§ Listing:
[start]

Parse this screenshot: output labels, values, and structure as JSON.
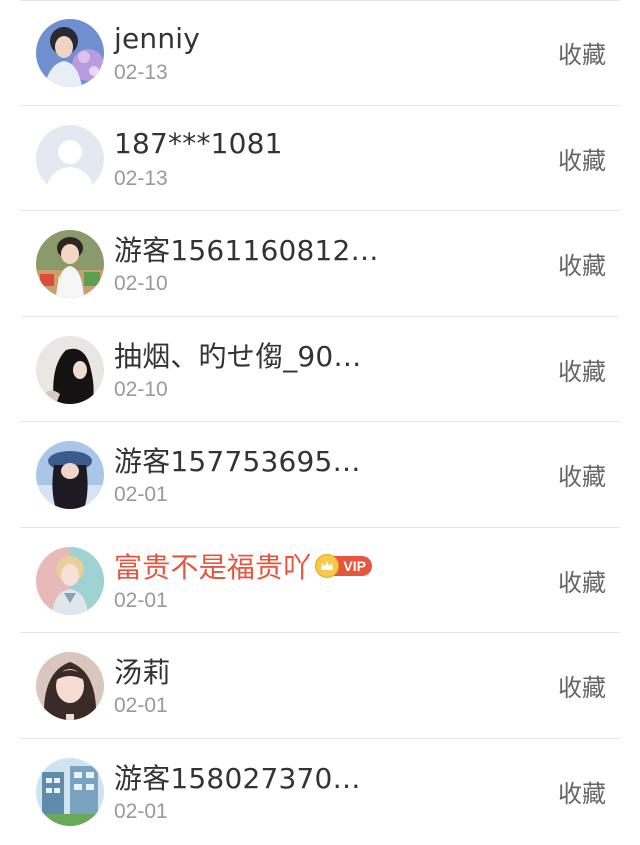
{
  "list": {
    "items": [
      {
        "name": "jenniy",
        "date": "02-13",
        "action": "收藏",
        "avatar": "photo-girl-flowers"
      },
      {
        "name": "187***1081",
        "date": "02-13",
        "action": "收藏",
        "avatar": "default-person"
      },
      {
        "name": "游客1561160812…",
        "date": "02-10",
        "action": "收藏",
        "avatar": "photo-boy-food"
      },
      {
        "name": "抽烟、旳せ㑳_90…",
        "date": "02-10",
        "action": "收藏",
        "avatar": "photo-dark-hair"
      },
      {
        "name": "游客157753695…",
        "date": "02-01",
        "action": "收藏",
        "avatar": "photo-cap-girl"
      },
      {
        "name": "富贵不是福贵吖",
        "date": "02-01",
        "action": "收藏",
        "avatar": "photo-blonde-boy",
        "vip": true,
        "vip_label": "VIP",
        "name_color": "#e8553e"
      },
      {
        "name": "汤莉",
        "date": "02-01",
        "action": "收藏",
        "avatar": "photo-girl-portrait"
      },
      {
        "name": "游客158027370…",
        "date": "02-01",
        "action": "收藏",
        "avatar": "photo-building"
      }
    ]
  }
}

[end]

§ Short problem: Please repeat the entries exactly. Do not include the pictures.

§ Worked solution:
Parse this screenshot: output labels, values, and structure as JSON.
{
  "list": {
    "items": [
      {
        "name": "jenniy",
        "date": "02-13",
        "action": "收藏",
        "avatar": "photo-girl-flowers"
      },
      {
        "name": "187***1081",
        "date": "02-13",
        "action": "收藏",
        "avatar": "default-person"
      },
      {
        "name": "游客1561160812…",
        "date": "02-10",
        "action": "收藏",
        "avatar": "photo-boy-food"
      },
      {
        "name": "抽烟、旳せ㑳_90…",
        "date": "02-10",
        "action": "收藏",
        "avatar": "photo-dark-hair"
      },
      {
        "name": "游客157753695…",
        "date": "02-01",
        "action": "收藏",
        "avatar": "photo-cap-girl"
      },
      {
        "name": "富贵不是福贵吖",
        "date": "02-01",
        "action": "收藏",
        "avatar": "photo-blonde-boy",
        "vip": true,
        "vip_label": "VIP",
        "name_color": "#e8553e"
      },
      {
        "name": "汤莉",
        "date": "02-01",
        "action": "收藏",
        "avatar": "photo-girl-portrait"
      },
      {
        "name": "游客158027370…",
        "date": "02-01",
        "action": "收藏",
        "avatar": "photo-building"
      }
    ]
  }
}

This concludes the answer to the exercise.